### To do
Give the number of lines below that contain the word "medical", and nothing else.

### Data rows
>> Start
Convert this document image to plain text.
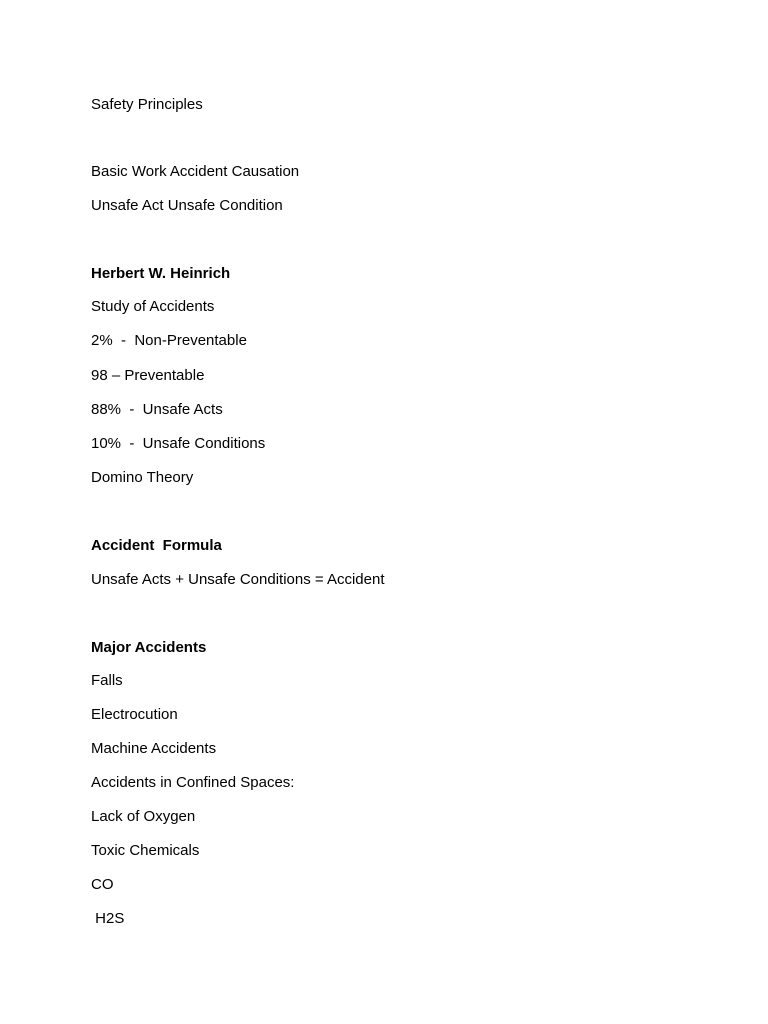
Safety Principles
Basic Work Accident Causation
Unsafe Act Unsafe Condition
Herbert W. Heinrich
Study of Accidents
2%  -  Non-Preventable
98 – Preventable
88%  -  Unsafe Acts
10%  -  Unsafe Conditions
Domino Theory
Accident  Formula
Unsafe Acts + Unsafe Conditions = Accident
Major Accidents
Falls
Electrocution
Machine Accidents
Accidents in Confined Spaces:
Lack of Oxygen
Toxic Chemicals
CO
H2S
>> End
>> Start
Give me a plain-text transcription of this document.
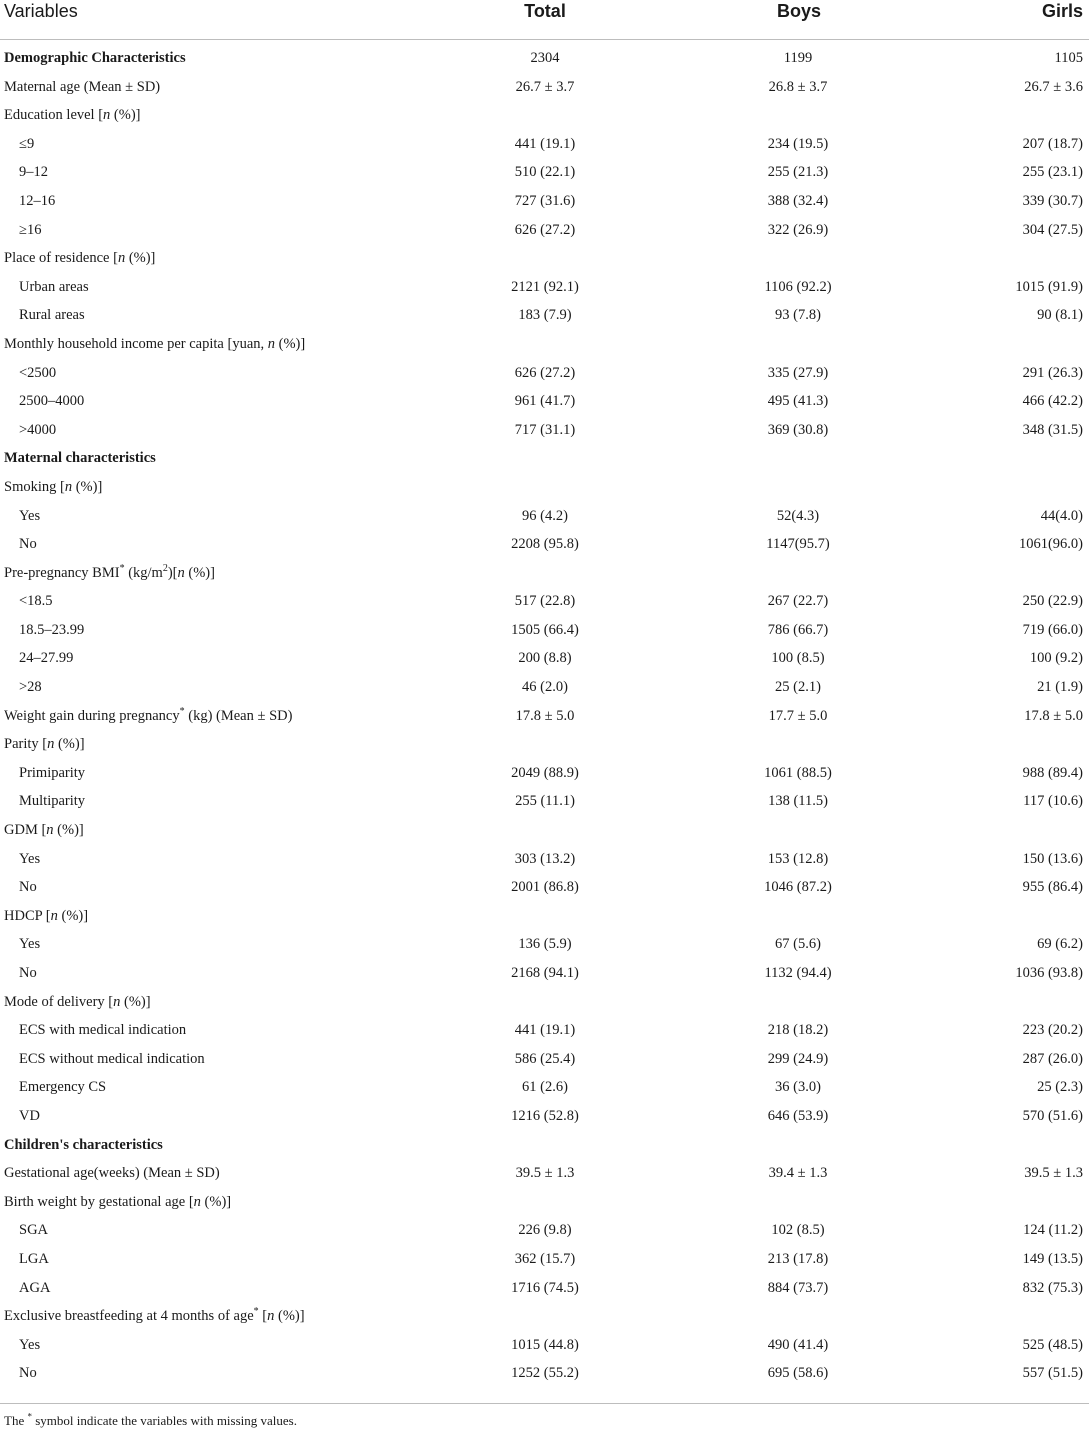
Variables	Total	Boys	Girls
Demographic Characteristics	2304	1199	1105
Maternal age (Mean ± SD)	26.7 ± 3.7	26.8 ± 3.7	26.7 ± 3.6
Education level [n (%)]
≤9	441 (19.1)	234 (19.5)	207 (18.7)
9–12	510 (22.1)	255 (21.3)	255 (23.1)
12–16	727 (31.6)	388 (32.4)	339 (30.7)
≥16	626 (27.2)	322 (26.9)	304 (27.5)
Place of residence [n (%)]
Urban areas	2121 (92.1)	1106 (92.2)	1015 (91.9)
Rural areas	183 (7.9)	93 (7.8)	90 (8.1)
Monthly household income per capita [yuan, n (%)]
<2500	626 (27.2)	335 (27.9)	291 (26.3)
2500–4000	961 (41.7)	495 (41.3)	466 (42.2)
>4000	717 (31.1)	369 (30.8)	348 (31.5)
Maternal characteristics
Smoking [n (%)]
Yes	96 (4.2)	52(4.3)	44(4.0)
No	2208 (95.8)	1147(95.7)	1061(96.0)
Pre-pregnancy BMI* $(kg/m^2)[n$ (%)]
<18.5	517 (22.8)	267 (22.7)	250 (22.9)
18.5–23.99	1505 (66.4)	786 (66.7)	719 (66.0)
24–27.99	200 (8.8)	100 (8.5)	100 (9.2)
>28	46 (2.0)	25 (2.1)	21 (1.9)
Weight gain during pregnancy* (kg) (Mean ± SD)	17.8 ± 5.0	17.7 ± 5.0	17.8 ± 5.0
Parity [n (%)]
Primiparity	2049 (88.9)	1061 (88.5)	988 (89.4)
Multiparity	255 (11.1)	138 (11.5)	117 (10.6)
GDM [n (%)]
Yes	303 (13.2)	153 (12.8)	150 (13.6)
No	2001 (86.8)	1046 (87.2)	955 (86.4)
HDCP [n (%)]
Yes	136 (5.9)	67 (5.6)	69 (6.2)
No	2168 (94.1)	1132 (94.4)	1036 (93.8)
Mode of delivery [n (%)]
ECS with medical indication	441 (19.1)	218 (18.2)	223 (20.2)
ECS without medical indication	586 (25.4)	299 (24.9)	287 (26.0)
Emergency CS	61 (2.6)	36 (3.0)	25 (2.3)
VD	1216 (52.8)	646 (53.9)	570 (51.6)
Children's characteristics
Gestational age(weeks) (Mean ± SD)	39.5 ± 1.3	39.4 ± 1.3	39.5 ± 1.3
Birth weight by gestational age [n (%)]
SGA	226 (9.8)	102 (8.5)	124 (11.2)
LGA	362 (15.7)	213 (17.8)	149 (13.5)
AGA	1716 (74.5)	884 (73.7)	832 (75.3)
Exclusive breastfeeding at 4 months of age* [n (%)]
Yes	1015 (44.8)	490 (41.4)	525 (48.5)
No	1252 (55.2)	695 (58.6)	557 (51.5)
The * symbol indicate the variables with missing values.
>> End
### Complete response
2